> _Extracted text_
In a week we will begin our first real exhibition here in Mexico and the third joint show we’ve had together. We’ve busied ourselves over the past month with putting together all the promotional materials – postcards, posters, an article for the Atencíon as well as an ad. We found a caterer to pour the wine and refrescas we’ve ordered to be delivered to the gallery from one of the local liquor stores, and we attached labels to our postcards with translations of their copy so that their message is appropriately bilingual. Did I mention we’ve also been painting since we got here in May?

It’s a different story doing the art thing on a full time basis. The show is just one of several balls we have in the air right now. We’re in the midst of applying to about 8 different art fairs in Florida for the months of February and March 2006. That has required us to make slides for most of our new paintings as well as slides and duplicates of our tent and displays of our art. Because we’d never taken slides of the tent with everything displayed, it meant that we had to put up the tent and some of our art work to take slides of both Dave’s and my work separately when we were in McAllen in late August. Texas summer heat made for an early morning start on the task and bucking a not-so-gentle breeze that started up soon after we got things in place. Our to-do lists have expanded and shrunk depending on what next big project has loomed on the horizon.

> _What is asked_
Go on with the account of preparing for the Mexico exhibition and the Florida art fairs, starting right after its final sentence. The rows that come next are not needed for the task.

> _Excerpted records_
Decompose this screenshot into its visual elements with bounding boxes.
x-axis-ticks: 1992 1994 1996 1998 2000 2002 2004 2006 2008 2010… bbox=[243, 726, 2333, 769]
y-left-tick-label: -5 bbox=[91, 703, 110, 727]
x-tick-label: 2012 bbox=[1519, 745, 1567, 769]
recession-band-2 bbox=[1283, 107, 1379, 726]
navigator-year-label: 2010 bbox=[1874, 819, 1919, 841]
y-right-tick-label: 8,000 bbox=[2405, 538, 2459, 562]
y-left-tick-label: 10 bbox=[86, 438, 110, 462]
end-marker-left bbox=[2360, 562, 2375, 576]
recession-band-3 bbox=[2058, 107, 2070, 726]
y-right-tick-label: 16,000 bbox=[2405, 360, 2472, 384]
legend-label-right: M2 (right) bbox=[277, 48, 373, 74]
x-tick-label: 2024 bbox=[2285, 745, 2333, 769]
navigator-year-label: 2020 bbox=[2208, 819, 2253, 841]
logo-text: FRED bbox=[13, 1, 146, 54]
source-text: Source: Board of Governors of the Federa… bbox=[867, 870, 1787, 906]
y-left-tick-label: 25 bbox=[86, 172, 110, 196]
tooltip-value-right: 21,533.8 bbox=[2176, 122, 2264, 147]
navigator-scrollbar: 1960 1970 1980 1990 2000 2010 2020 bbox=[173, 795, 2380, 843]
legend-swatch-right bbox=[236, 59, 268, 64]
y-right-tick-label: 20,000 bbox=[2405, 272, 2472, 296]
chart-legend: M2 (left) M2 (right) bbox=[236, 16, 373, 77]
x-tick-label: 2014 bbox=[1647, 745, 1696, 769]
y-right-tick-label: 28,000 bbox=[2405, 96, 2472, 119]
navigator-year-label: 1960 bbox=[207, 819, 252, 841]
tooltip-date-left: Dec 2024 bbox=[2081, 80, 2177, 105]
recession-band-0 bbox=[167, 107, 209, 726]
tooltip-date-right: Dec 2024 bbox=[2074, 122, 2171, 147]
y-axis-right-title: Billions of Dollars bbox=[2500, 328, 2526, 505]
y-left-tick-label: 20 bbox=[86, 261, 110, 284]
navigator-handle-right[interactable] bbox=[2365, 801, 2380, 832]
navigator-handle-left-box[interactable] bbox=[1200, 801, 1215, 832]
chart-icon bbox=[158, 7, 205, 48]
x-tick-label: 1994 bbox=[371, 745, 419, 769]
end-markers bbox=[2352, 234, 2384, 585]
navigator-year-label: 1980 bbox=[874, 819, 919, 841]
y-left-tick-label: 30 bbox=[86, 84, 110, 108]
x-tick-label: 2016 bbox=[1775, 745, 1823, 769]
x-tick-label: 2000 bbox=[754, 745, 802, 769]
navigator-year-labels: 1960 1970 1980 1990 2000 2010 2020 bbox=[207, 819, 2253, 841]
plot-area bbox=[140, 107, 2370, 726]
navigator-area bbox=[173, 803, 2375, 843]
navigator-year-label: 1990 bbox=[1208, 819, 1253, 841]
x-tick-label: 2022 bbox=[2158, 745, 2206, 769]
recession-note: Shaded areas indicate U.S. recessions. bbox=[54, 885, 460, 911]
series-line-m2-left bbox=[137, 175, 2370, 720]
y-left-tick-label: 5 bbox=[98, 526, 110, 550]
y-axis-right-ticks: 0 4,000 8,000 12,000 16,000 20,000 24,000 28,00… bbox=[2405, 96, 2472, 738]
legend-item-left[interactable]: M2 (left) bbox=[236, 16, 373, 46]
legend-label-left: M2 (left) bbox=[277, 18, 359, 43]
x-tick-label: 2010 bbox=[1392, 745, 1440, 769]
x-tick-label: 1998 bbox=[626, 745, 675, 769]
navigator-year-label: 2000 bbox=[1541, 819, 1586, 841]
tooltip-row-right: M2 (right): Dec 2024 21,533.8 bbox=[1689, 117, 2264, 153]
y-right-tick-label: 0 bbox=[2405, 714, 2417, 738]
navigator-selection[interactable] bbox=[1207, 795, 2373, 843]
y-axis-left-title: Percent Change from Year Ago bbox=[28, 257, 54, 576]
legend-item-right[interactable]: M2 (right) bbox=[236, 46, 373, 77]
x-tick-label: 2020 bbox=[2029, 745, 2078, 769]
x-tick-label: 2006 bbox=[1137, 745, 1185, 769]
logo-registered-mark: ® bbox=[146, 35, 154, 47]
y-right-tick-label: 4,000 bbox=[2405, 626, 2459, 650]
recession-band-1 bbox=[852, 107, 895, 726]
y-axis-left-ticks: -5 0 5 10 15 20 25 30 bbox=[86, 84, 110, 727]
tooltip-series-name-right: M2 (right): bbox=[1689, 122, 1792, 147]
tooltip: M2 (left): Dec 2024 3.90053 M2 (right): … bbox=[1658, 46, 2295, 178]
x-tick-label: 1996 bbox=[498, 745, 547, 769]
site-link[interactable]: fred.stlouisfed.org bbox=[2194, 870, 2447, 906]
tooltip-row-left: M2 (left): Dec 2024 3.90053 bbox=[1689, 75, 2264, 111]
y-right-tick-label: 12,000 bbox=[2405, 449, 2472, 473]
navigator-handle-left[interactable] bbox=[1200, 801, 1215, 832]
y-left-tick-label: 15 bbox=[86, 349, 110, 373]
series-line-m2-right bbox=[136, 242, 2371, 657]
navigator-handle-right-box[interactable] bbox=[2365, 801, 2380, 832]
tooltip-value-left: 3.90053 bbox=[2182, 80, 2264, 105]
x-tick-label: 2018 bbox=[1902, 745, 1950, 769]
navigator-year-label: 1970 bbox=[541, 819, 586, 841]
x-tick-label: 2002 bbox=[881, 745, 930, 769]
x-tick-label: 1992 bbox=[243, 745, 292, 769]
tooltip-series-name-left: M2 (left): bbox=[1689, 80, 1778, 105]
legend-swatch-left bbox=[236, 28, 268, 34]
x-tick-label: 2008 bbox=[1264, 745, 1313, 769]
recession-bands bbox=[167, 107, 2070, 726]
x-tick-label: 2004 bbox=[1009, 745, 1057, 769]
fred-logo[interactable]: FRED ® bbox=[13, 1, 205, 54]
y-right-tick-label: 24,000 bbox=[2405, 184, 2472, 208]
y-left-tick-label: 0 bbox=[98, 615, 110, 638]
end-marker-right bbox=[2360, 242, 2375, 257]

> _Output_
I don’t mind juggling multiple “balls.” All my past professional life has served me well in that regard. One learns to simultaneously manage a dazzling array of tasks as a nurse, that is if you’re to stay effective. But ferreting out the shows, designing promotional strategies, seeking grant funding all must happen alongside the act of inspiration, the thing that makes and keeps us doing the art in the first place.

I admitted to Dave not so long ago that I had come to realize I hadn’t anticipated that part of being an artist full time. The part that requires that in spite of show rejections, gallery rejections, grant rejections, and low sales I still need to find inspiration. Painting is a breeze when things are coming your way. All that positive feedback by way of sales, acceptance into shows, and other accolades serves as a magical lubricant to the creative juices. I’ve not had the happy experience of this phenomena regularly, but the sporadic sales and elation of getting into a show have always tantalized me with their heady possibilities. But when “no” is the more common phrase one hears it’s easy to get caught up in the questions that buzz around your brain attacking your intensions, your efforts, and finally the work itself. Is it good enough? Will it ever be? Am I up to this? Do I have what it takes?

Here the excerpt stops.